| Given instruction |
Scan the data below for the string "TradingView". Copy every line where it appears.

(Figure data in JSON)
+++++
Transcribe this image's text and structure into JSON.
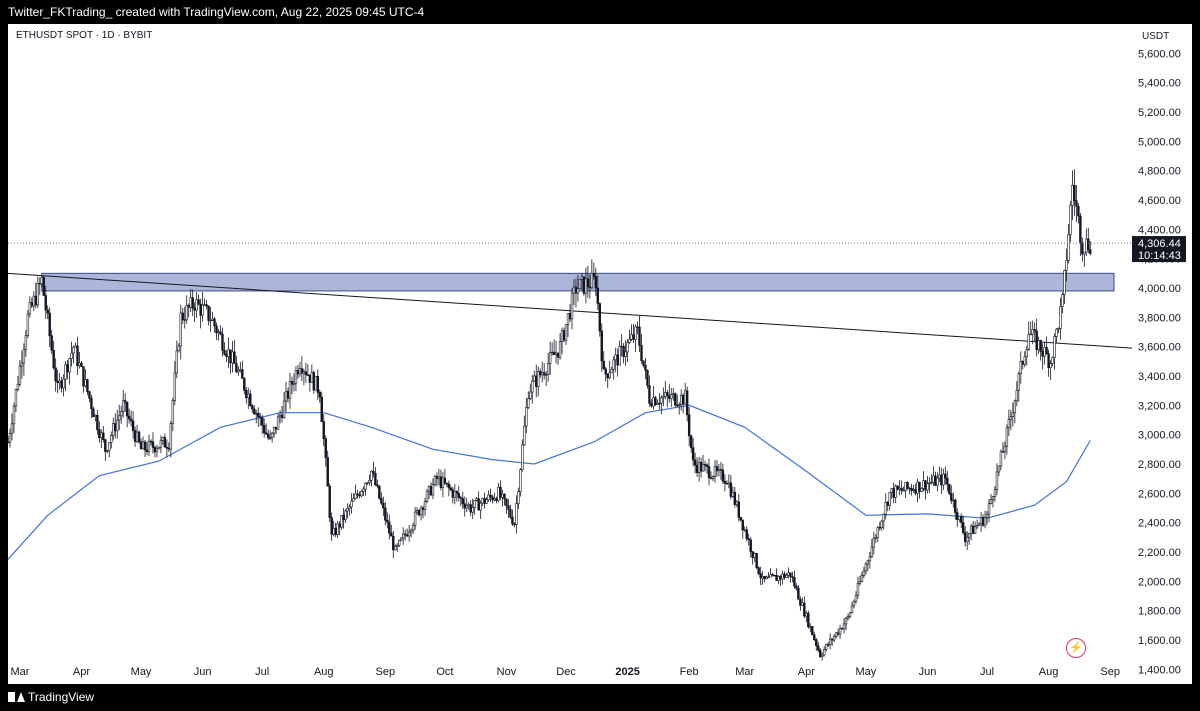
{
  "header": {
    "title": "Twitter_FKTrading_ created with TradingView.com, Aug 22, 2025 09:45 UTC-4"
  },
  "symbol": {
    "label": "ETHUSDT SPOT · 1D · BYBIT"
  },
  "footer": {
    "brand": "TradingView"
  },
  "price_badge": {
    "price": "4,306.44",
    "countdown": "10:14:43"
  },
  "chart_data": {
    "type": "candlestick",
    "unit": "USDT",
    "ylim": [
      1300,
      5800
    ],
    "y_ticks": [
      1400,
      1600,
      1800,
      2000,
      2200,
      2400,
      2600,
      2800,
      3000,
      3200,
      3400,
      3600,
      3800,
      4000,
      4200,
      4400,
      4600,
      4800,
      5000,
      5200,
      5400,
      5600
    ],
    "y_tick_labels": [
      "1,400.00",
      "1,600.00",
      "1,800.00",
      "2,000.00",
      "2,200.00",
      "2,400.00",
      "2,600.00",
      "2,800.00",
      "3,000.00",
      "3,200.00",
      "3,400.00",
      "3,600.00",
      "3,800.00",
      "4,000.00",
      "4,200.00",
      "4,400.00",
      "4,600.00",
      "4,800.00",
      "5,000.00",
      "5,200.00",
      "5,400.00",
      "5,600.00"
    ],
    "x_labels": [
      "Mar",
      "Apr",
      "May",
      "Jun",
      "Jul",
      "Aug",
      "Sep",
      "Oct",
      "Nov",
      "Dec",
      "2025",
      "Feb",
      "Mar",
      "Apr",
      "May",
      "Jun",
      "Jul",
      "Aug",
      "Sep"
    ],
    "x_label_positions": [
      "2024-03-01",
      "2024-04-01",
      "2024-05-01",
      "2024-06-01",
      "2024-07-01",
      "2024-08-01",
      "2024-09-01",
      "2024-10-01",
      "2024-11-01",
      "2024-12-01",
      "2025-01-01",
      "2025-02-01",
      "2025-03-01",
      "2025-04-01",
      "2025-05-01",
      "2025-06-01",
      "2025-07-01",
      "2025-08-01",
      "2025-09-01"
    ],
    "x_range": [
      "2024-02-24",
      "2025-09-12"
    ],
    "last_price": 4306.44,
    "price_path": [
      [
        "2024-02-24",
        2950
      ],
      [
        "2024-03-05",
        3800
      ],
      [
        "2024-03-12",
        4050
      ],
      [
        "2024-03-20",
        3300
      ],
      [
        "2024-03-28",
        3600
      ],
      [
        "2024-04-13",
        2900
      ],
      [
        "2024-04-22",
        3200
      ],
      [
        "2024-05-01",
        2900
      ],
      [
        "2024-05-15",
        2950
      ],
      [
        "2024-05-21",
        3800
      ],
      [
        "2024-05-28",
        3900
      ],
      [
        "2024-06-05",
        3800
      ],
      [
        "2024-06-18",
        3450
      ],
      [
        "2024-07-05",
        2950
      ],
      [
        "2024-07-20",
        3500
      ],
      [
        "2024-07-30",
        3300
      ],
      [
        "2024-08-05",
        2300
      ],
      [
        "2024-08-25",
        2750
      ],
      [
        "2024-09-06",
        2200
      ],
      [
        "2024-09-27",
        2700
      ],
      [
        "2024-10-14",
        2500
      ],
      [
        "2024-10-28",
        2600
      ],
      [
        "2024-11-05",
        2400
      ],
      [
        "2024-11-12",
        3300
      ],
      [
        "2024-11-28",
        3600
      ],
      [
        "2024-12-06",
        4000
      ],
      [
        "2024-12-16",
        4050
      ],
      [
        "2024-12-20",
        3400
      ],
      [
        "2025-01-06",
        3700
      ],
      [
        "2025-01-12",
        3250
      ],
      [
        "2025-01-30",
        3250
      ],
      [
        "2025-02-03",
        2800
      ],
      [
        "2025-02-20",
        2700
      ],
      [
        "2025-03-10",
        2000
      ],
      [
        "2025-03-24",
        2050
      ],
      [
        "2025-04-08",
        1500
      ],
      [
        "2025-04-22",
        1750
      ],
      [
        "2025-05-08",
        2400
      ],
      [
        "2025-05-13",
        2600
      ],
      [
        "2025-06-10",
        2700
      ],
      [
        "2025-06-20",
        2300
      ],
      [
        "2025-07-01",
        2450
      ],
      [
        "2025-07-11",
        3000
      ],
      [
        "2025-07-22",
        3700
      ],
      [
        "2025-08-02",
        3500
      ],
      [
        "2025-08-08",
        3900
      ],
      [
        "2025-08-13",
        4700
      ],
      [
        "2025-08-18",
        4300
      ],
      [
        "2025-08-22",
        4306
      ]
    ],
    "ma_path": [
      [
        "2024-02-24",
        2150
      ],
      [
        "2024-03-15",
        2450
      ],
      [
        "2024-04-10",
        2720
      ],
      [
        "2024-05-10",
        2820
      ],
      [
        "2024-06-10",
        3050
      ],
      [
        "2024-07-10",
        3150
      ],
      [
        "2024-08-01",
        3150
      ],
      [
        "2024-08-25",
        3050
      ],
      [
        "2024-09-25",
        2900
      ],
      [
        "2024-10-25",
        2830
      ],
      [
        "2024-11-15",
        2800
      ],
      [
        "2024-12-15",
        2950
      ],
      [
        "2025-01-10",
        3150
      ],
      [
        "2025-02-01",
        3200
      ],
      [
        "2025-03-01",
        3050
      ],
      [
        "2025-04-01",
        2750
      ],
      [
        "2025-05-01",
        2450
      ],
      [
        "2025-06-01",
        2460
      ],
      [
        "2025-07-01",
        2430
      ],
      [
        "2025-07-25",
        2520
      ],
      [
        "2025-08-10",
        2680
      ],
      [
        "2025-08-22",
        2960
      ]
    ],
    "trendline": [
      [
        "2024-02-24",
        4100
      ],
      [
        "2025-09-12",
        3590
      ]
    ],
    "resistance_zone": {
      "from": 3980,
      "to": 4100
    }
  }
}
+++++
| Task solution |
    "title": "Twitter_FKTrading_ created with TradingView.com, Aug 22, 2025 09:45 UTC-4"
    "brand": "TradingView"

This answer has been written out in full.